* **OBJECTIVE**: Copy exactly the run of lines that begins at the line with "Transcribe the text in this document." and ends at the final line of the entries.

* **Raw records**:

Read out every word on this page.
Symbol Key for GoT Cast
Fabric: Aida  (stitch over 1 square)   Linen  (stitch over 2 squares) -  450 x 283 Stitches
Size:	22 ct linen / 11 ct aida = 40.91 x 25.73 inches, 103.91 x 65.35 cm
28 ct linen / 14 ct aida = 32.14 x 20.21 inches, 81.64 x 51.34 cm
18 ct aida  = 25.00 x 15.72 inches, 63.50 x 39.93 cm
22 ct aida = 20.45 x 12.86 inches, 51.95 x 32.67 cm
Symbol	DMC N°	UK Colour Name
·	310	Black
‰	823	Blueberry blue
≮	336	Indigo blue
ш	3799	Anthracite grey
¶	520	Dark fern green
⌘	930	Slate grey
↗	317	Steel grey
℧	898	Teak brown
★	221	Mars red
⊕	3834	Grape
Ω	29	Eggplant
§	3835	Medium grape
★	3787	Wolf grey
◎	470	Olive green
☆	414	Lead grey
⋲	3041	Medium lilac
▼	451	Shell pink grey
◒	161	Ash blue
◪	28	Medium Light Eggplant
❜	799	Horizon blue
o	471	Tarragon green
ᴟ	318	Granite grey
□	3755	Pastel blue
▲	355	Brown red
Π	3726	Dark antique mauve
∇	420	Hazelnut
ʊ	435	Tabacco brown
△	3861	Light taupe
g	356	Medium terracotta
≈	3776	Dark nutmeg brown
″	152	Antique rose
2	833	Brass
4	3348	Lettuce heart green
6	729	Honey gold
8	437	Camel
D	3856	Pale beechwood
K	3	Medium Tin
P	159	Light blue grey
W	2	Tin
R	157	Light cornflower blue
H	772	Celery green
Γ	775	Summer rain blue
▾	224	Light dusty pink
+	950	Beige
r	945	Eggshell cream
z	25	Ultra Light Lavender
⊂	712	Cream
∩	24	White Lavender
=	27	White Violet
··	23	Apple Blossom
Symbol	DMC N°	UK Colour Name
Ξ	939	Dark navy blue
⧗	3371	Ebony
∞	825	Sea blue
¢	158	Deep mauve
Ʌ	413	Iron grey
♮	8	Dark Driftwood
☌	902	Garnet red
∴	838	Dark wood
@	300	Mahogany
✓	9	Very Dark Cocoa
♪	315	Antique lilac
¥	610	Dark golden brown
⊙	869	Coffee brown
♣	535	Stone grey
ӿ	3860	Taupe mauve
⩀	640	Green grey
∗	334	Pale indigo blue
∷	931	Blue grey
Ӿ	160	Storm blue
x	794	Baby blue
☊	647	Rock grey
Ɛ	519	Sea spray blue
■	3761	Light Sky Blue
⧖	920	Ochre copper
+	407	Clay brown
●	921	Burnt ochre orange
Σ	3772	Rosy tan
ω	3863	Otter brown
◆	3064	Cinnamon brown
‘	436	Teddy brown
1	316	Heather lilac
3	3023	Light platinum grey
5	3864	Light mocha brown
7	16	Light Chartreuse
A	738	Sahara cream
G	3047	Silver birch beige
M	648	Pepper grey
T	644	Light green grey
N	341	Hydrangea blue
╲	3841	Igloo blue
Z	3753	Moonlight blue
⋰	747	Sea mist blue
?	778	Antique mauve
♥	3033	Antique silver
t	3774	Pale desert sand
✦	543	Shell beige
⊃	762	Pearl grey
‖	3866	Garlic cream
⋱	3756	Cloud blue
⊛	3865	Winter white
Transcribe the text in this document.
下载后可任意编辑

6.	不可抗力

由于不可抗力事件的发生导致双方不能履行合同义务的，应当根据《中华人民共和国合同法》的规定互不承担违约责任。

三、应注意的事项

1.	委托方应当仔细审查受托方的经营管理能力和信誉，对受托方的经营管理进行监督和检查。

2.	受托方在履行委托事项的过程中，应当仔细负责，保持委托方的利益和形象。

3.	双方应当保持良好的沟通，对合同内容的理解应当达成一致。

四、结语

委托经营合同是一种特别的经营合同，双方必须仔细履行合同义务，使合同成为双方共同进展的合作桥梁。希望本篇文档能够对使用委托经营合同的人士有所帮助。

* **EXERCISE RESULT**:
Transcribe the text in this document.
下载后可任意编辑

6.	不可抗力

由于不可抗力事件的发生导致双方不能履行合同义务的，应当根据《中华人民共和国合同法》的规定互不承担违约责任。

三、应注意的事项

1.	委托方应当仔细审查受托方的经营管理能力和信誉，对受托方的经营管理进行监督和检查。

2.	受托方在履行委托事项的过程中，应当仔细负责，保持委托方的利益和形象。

3.	双方应当保持良好的沟通，对合同内容的理解应当达成一致。

四、结语

委托经营合同是一种特别的经营合同，双方必须仔细履行合同义务，使合同成为双方共同进展的合作桥梁。希望本篇文档能够对使用委托经营合同的人士有所帮助。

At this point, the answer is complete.